Dataset items:
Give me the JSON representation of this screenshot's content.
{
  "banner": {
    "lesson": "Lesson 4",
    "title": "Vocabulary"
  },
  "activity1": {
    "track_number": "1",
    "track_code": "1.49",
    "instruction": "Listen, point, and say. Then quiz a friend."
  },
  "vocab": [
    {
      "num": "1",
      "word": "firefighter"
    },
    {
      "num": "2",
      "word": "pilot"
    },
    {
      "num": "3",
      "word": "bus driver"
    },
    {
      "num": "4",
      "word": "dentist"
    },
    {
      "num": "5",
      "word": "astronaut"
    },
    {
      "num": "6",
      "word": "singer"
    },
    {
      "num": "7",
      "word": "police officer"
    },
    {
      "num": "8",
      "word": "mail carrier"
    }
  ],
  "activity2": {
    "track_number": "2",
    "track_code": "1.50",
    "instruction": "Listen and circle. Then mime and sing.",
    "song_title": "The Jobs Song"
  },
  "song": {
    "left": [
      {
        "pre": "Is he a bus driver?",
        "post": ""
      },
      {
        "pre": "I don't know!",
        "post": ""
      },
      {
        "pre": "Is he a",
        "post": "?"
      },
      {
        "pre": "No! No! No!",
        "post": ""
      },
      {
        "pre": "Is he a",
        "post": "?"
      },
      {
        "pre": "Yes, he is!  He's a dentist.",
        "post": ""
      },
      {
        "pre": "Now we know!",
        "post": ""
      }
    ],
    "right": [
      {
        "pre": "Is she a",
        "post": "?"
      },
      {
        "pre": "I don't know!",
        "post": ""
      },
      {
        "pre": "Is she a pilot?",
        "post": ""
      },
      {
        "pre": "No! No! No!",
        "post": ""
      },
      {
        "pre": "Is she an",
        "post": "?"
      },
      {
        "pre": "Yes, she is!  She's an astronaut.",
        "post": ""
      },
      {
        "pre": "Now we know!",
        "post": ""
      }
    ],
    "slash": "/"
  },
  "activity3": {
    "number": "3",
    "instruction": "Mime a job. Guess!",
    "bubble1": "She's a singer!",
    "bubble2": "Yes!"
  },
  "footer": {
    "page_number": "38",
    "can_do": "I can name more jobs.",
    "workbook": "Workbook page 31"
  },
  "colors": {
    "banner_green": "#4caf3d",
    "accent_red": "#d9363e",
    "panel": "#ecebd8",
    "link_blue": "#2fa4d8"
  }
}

__PROBLEM DETAILS__. Repeat every entry word for word.

__CORRECT RESULT__.
Give me the JSON representation of this screenshot's content.
{
  "banner": {
    "lesson": "Lesson 4",
    "title": "Vocabulary"
  },
  "activity1": {
    "track_number": "1",
    "track_code": "1.49",
    "instruction": "Listen, point, and say. Then quiz a friend."
  },
  "vocab": [
    {
      "num": "1",
      "word": "firefighter"
    },
    {
      "num": "2",
      "word": "pilot"
    },
    {
      "num": "3",
      "word": "bus driver"
    },
    {
      "num": "4",
      "word": "dentist"
    },
    {
      "num": "5",
      "word": "astronaut"
    },
    {
      "num": "6",
      "word": "singer"
    },
    {
      "num": "7",
      "word": "police officer"
    },
    {
      "num": "8",
      "word": "mail carrier"
    }
  ],
  "activity2": {
    "track_number": "2",
    "track_code": "1.50",
    "instruction": "Listen and circle. Then mime and sing.",
    "song_title": "The Jobs Song"
  },
  "song": {
    "left": [
      {
        "pre": "Is he a bus driver?",
        "post": ""
      },
      {
        "pre": "I don't know!",
        "post": ""
      },
      {
        "pre": "Is he a",
        "post": "?"
      },
      {
        "pre": "No! No! No!",
        "post": ""
      },
      {
        "pre": "Is he a",
        "post": "?"
      },
      {
        "pre": "Yes, he is!  He's a dentist.",
        "post": ""
      },
      {
        "pre": "Now we know!",
        "post": ""
      }
    ],
    "right": [
      {
        "pre": "Is she a",
        "post": "?"
      },
      {
        "pre": "I don't know!",
        "post": ""
      },
      {
        "pre": "Is she a pilot?",
        "post": ""
      },
      {
        "pre": "No! No! No!",
        "post": ""
      },
      {
        "pre": "Is she an",
        "post": "?"
      },
      {
        "pre": "Yes, she is!  She's an astronaut.",
        "post": ""
      },
      {
        "pre": "Now we know!",
        "post": ""
      }
    ],
    "slash": "/"
  },
  "activity3": {
    "number": "3",
    "instruction": "Mime a job. Guess!",
    "bubble1": "She's a singer!",
    "bubble2": "Yes!"
  },
  "footer": {
    "page_number": "38",
    "can_do": "I can name more jobs.",
    "workbook": "Workbook page 31"
  },
  "colors": {
    "banner_green": "#4caf3d",
    "accent_red": "#d9363e",
    "panel": "#ecebd8",
    "link_blue": "#2fa4d8"
  }
}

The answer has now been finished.